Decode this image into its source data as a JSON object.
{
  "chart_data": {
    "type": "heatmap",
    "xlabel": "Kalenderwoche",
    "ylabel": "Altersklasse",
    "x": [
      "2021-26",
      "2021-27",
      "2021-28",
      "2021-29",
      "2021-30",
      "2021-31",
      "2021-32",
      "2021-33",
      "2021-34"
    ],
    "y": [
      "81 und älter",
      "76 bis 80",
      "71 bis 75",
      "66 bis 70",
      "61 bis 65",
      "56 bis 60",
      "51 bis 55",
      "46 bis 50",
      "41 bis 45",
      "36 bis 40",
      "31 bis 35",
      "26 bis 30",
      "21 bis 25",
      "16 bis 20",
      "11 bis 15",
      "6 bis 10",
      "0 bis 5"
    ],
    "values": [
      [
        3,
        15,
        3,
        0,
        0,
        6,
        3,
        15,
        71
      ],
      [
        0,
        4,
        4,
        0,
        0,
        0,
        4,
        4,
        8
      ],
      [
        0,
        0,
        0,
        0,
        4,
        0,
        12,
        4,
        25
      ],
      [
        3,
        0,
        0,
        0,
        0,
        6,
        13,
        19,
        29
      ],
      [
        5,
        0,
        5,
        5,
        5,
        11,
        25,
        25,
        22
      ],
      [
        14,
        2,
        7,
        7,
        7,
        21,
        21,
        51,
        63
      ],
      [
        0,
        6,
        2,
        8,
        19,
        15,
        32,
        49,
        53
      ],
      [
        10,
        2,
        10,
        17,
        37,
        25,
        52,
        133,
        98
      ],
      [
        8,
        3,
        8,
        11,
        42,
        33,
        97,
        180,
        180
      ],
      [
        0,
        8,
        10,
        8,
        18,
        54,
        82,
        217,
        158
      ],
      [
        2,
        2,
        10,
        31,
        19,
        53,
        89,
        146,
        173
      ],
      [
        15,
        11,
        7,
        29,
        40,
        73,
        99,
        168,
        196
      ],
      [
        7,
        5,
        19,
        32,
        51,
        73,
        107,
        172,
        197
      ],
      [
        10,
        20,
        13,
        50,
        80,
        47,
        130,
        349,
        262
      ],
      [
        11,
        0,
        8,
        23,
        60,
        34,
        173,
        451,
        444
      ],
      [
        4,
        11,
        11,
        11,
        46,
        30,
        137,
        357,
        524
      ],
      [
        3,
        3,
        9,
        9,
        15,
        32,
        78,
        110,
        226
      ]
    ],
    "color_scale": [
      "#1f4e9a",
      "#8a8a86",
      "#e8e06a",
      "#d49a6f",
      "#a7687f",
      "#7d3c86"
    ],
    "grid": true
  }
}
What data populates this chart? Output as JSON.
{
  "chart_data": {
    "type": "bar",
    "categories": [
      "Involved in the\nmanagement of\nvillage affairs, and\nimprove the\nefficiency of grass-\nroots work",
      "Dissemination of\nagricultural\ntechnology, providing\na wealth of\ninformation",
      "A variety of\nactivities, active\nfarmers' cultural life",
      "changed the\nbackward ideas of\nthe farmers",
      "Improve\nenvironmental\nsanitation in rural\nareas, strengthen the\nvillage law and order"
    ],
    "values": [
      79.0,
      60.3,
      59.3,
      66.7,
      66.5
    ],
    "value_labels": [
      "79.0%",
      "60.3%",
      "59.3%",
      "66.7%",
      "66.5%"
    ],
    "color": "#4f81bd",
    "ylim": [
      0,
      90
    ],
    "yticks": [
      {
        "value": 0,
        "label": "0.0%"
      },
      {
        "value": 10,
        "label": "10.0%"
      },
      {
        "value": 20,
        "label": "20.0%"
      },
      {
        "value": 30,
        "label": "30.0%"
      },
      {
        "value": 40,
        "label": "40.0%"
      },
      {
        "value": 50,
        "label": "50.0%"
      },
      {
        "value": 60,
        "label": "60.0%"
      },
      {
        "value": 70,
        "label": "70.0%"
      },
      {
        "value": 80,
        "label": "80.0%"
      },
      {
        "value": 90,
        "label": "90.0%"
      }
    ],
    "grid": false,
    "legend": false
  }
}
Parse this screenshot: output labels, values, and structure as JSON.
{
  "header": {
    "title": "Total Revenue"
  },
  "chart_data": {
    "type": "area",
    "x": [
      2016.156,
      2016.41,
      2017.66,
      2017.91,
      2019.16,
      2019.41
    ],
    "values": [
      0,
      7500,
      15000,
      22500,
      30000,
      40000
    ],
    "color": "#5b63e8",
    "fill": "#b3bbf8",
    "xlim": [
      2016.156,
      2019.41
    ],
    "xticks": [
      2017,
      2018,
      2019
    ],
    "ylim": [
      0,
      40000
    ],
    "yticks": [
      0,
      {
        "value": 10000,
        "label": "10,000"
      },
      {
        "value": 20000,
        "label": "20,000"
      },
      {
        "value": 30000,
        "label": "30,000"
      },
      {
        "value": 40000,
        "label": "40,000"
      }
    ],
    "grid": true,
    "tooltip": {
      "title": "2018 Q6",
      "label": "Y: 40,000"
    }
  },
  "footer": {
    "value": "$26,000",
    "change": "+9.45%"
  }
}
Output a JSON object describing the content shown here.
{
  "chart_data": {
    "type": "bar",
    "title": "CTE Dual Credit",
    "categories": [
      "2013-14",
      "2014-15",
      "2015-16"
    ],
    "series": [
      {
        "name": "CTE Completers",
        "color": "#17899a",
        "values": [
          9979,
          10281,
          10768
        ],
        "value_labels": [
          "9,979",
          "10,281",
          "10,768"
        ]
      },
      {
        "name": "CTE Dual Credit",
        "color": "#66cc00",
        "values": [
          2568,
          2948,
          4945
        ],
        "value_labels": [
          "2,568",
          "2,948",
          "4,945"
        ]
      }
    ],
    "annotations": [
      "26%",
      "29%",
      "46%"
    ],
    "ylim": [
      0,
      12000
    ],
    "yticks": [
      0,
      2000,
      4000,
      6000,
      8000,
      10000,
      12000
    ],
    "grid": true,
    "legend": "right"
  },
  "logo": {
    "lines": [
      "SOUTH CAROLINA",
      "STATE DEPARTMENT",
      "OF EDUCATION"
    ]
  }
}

═══

[Written task]: Copy the data above in full, character for character.

[Task output]:
Decode this image into its source data as a JSON object.
{
  "chart_data": {
    "type": "heatmap",
    "xlabel": "Kalenderwoche",
    "ylabel": "Altersklasse",
    "x": [
      "2021-26",
      "2021-27",
      "2021-28",
      "2021-29",
      "2021-30",
      "2021-31",
      "2021-32",
      "2021-33",
      "2021-34"
    ],
    "y": [
      "81 und älter",
      "76 bis 80",
      "71 bis 75",
      "66 bis 70",
      "61 bis 65",
      "56 bis 60",
      "51 bis 55",
      "46 bis 50",
      "41 bis 45",
      "36 bis 40",
      "31 bis 35",
      "26 bis 30",
      "21 bis 25",
      "16 bis 20",
      "11 bis 15",
      "6 bis 10",
      "0 bis 5"
    ],
    "values": [
      [
        3,
        15,
        3,
        0,
        0,
        6,
        3,
        15,
        71
      ],
      [
        0,
        4,
        4,
        0,
        0,
        0,
        4,
        4,
        8
      ],
      [
        0,
        0,
        0,
        0,
        4,
        0,
        12,
        4,
        25
      ],
      [
        3,
        0,
        0,
        0,
        0,
        6,
        13,
        19,
        29
      ],
      [
        5,
        0,
        5,
        5,
        5,
        11,
        25,
        25,
        22
      ],
      [
        14,
        2,
        7,
        7,
        7,
        21,
        21,
        51,
        63
      ],
      [
        0,
        6,
        2,
        8,
        19,
        15,
        32,
        49,
        53
      ],
      [
        10,
        2,
        10,
        17,
        37,
        25,
        52,
        133,
        98
      ],
      [
        8,
        3,
        8,
        11,
        42,
        33,
        97,
        180,
        180
      ],
      [
        0,
        8,
        10,
        8,
        18,
        54,
        82,
        217,
        158
      ],
      [
        2,
        2,
        10,
        31,
        19,
        53,
        89,
        146,
        173
      ],
      [
        15,
        11,
        7,
        29,
        40,
        73,
        99,
        168,
        196
      ],
      [
        7,
        5,
        19,
        32,
        51,
        73,
        107,
        172,
        197
      ],
      [
        10,
        20,
        13,
        50,
        80,
        47,
        130,
        349,
        262
      ],
      [
        11,
        0,
        8,
        23,
        60,
        34,
        173,
        451,
        444
      ],
      [
        4,
        11,
        11,
        11,
        46,
        30,
        137,
        357,
        524
      ],
      [
        3,
        3,
        9,
        9,
        15,
        32,
        78,
        110,
        226
      ]
    ],
    "color_scale": [
      "#1f4e9a",
      "#8a8a86",
      "#e8e06a",
      "#d49a6f",
      "#a7687f",
      "#7d3c86"
    ],
    "grid": true
  }
}
What data populates this chart? Output as JSON.
{
  "chart_data": {
    "type": "bar",
    "categories": [
      "Involved in the\nmanagement of\nvillage affairs, and\nimprove the\nefficiency of grass-\nroots work",
      "Dissemination of\nagricultural\ntechnology, providing\na wealth of\ninformation",
      "A variety of\nactivities, active\nfarmers' cultural life",
      "changed the\nbackward ideas of\nthe farmers",
      "Improve\nenvironmental\nsanitation in rural\nareas, strengthen the\nvillage law and order"
    ],
    "values": [
      79.0,
      60.3,
      59.3,
      66.7,
      66.5
    ],
    "value_labels": [
      "79.0%",
      "60.3%",
      "59.3%",
      "66.7%",
      "66.5%"
    ],
    "color": "#4f81bd",
    "ylim": [
      0,
      90
    ],
    "yticks": [
      {
        "value": 0,
        "label": "0.0%"
      },
      {
        "value": 10,
        "label": "10.0%"
      },
      {
        "value": 20,
        "label": "20.0%"
      },
      {
        "value": 30,
        "label": "30.0%"
      },
      {
        "value": 40,
        "label": "40.0%"
      },
      {
        "value": 50,
        "label": "50.0%"
      },
      {
        "value": 60,
        "label": "60.0%"
      },
      {
        "value": 70,
        "label": "70.0%"
      },
      {
        "value": 80,
        "label": "80.0%"
      },
      {
        "value": 90,
        "label": "90.0%"
      }
    ],
    "grid": false,
    "legend": false
  }
}
Parse this screenshot: output labels, values, and structure as JSON.
{
  "header": {
    "title": "Total Revenue"
  },
  "chart_data": {
    "type": "area",
    "x": [
      2016.156,
      2016.41,
      2017.66,
      2017.91,
      2019.16,
      2019.41
    ],
    "values": [
      0,
      7500,
      15000,
      22500,
      30000,
      40000
    ],
    "color": "#5b63e8",
    "fill": "#b3bbf8",
    "xlim": [
      2016.156,
      2019.41
    ],
    "xticks": [
      2017,
      2018,
      2019
    ],
    "ylim": [
      0,
      40000
    ],
    "yticks": [
      0,
      {
        "value": 10000,
        "label": "10,000"
      },
      {
        "value": 20000,
        "label": "20,000"
      },
      {
        "value": 30000,
        "label": "30,000"
      },
      {
        "value": 40000,
        "label": "40,000"
      }
    ],
    "grid": true,
    "tooltip": {
      "title": "2018 Q6",
      "label": "Y: 40,000"
    }
  },
  "footer": {
    "value": "$26,000",
    "change": "+9.45%"
  }
}
Output a JSON object describing the content shown here.
{
  "chart_data": {
    "type": "bar",
    "title": "CTE Dual Credit",
    "categories": [
      "2013-14",
      "2014-15",
      "2015-16"
    ],
    "series": [
      {
        "name": "CTE Completers",
        "color": "#17899a",
        "values": [
          9979,
          10281,
          10768
        ],
        "value_labels": [
          "9,979",
          "10,281",
          "10,768"
        ]
      },
      {
        "name": "CTE Dual Credit",
        "color": "#66cc00",
        "values": [
          2568,
          2948,
          4945
        ],
        "value_labels": [
          "2,568",
          "2,948",
          "4,945"
        ]
      }
    ],
    "annotations": [
      "26%",
      "29%",
      "46%"
    ],
    "ylim": [
      0,
      12000
    ],
    "yticks": [
      0,
      2000,
      4000,
      6000,
      8000,
      10000,
      12000
    ],
    "grid": true,
    "legend": "right"
  },
  "logo": {
    "lines": [
      "SOUTH CAROLINA",
      "STATE DEPARTMENT",
      "OF EDUCATION"
    ]
  }
}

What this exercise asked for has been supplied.